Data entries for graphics
-- -- --

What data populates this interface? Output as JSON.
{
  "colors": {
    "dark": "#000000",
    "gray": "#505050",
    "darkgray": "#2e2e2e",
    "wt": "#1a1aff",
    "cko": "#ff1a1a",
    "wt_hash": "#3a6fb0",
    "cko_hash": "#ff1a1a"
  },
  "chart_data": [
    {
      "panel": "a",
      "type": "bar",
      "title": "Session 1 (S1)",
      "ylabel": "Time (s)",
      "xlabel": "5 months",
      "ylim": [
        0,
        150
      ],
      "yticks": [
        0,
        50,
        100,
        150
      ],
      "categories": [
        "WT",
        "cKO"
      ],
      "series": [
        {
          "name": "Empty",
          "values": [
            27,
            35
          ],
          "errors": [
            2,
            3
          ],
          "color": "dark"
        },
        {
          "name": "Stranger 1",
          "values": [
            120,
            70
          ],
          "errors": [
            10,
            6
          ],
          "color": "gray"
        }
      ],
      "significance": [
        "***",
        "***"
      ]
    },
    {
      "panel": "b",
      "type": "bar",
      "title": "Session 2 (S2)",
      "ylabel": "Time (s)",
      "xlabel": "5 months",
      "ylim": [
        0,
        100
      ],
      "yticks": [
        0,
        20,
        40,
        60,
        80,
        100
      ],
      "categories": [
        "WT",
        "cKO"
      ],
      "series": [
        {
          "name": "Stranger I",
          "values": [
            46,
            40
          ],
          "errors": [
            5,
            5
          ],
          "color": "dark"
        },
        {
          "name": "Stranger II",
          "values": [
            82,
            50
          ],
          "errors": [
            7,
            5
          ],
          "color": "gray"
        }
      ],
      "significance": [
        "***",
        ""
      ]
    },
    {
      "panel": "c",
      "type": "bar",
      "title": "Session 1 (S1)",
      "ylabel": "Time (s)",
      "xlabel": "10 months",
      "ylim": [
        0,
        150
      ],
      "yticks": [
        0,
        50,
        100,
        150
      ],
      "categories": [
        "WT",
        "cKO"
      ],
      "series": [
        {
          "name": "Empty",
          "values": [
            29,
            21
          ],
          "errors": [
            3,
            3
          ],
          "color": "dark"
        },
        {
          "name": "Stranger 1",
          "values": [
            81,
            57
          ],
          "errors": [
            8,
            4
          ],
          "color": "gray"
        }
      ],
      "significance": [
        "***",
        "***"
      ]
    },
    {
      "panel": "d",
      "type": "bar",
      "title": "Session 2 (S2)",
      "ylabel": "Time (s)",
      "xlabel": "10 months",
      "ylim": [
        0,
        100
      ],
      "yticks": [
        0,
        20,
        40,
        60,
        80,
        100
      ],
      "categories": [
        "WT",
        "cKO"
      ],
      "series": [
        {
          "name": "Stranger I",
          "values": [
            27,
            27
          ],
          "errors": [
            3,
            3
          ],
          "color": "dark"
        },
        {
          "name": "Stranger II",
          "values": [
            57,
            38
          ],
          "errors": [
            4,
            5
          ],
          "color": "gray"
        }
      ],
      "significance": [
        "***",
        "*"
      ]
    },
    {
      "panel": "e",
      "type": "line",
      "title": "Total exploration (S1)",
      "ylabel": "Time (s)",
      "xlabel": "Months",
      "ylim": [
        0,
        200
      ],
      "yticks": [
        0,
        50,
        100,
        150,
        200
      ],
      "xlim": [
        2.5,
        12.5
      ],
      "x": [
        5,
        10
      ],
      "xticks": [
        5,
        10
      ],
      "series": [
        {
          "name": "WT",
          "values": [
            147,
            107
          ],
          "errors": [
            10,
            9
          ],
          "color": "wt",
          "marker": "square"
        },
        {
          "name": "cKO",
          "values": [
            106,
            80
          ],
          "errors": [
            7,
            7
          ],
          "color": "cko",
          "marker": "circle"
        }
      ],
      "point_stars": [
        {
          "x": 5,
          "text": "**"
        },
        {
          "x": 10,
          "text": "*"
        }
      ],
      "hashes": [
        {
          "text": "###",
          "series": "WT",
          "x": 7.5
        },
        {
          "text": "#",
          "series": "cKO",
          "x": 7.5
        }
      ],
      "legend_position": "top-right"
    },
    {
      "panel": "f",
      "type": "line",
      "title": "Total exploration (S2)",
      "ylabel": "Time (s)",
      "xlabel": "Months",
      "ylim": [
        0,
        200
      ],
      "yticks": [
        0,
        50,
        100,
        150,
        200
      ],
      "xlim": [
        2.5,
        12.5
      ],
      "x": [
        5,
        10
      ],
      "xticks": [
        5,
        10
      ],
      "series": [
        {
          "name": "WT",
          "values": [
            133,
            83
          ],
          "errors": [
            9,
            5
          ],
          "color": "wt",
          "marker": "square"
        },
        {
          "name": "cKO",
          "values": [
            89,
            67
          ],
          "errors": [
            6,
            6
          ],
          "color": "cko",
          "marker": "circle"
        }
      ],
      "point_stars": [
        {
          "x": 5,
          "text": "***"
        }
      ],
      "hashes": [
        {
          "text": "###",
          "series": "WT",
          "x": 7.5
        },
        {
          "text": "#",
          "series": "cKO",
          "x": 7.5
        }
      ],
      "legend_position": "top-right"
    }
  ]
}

-- -- --

What to do — Copy the data above in full, character for character.

Written response —
What data populates this interface? Output as JSON.
{
  "colors": {
    "dark": "#000000",
    "gray": "#505050",
    "darkgray": "#2e2e2e",
    "wt": "#1a1aff",
    "cko": "#ff1a1a",
    "wt_hash": "#3a6fb0",
    "cko_hash": "#ff1a1a"
  },
  "chart_data": [
    {
      "panel": "a",
      "type": "bar",
      "title": "Session 1 (S1)",
      "ylabel": "Time (s)",
      "xlabel": "5 months",
      "ylim": [
        0,
        150
      ],
      "yticks": [
        0,
        50,
        100,
        150
      ],
      "categories": [
        "WT",
        "cKO"
      ],
      "series": [
        {
          "name": "Empty",
          "values": [
            27,
            35
          ],
          "errors": [
            2,
            3
          ],
          "color": "dark"
        },
        {
          "name": "Stranger 1",
          "values": [
            120,
            70
          ],
          "errors": [
            10,
            6
          ],
          "color": "gray"
        }
      ],
      "significance": [
        "***",
        "***"
      ]
    },
    {
      "panel": "b",
      "type": "bar",
      "title": "Session 2 (S2)",
      "ylabel": "Time (s)",
      "xlabel": "5 months",
      "ylim": [
        0,
        100
      ],
      "yticks": [
        0,
        20,
        40,
        60,
        80,
        100
      ],
      "categories": [
        "WT",
        "cKO"
      ],
      "series": [
        {
          "name": "Stranger I",
          "values": [
            46,
            40
          ],
          "errors": [
            5,
            5
          ],
          "color": "dark"
        },
        {
          "name": "Stranger II",
          "values": [
            82,
            50
          ],
          "errors": [
            7,
            5
          ],
          "color": "gray"
        }
      ],
      "significance": [
        "***",
        ""
      ]
    },
    {
      "panel": "c",
      "type": "bar",
      "title": "Session 1 (S1)",
      "ylabel": "Time (s)",
      "xlabel": "10 months",
      "ylim": [
        0,
        150
      ],
      "yticks": [
        0,
        50,
        100,
        150
      ],
      "categories": [
        "WT",
        "cKO"
      ],
      "series": [
        {
          "name": "Empty",
          "values": [
            29,
            21
          ],
          "errors": [
            3,
            3
          ],
          "color": "dark"
        },
        {
          "name": "Stranger 1",
          "values": [
            81,
            57
          ],
          "errors": [
            8,
            4
          ],
          "color": "gray"
        }
      ],
      "significance": [
        "***",
        "***"
      ]
    },
    {
      "panel": "d",
      "type": "bar",
      "title": "Session 2 (S2)",
      "ylabel": "Time (s)",
      "xlabel": "10 months",
      "ylim": [
        0,
        100
      ],
      "yticks": [
        0,
        20,
        40,
        60,
        80,
        100
      ],
      "categories": [
        "WT",
        "cKO"
      ],
      "series": [
        {
          "name": "Stranger I",
          "values": [
            27,
            27
          ],
          "errors": [
            3,
            3
          ],
          "color": "dark"
        },
        {
          "name": "Stranger II",
          "values": [
            57,
            38
          ],
          "errors": [
            4,
            5
          ],
          "color": "gray"
        }
      ],
      "significance": [
        "***",
        "*"
      ]
    },
    {
      "panel": "e",
      "type": "line",
      "title": "Total exploration (S1)",
      "ylabel": "Time (s)",
      "xlabel": "Months",
      "ylim": [
        0,
        200
      ],
      "yticks": [
        0,
        50,
        100,
        150,
        200
      ],
      "xlim": [
        2.5,
        12.5
      ],
      "x": [
        5,
        10
      ],
      "xticks": [
        5,
        10
      ],
      "series": [
        {
          "name": "WT",
          "values": [
            147,
            107
          ],
          "errors": [
            10,
            9
          ],
          "color": "wt",
          "marker": "square"
        },
        {
          "name": "cKO",
          "values": [
            106,
            80
          ],
          "errors": [
            7,
            7
          ],
          "color": "cko",
          "marker": "circle"
        }
      ],
      "point_stars": [
        {
          "x": 5,
          "text": "**"
        },
        {
          "x": 10,
          "text": "*"
        }
      ],
      "hashes": [
        {
          "text": "###",
          "series": "WT",
          "x": 7.5
        },
        {
          "text": "#",
          "series": "cKO",
          "x": 7.5
        }
      ],
      "legend_position": "top-right"
    },
    {
      "panel": "f",
      "type": "line",
      "title": "Total exploration (S2)",
      "ylabel": "Time (s)",
      "xlabel": "Months",
      "ylim": [
        0,
        200
      ],
      "yticks": [
        0,
        50,
        100,
        150,
        200
      ],
      "xlim": [
        2.5,
        12.5
      ],
      "x": [
        5,
        10
      ],
      "xticks": [
        5,
        10
      ],
      "series": [
        {
          "name": "WT",
          "values": [
            133,
            83
          ],
          "errors": [
            9,
            5
          ],
          "color": "wt",
          "marker": "square"
        },
        {
          "name": "cKO",
          "values": [
            89,
            67
          ],
          "errors": [
            6,
            6
          ],
          "color": "cko",
          "marker": "circle"
        }
      ],
      "point_stars": [
        {
          "x": 5,
          "text": "***"
        }
      ],
      "hashes": [
        {
          "text": "###",
          "series": "WT",
          "x": 7.5
        },
        {
          "text": "#",
          "series": "cKO",
          "x": 7.5
        }
      ],
      "legend_position": "top-right"
    }
  ]
}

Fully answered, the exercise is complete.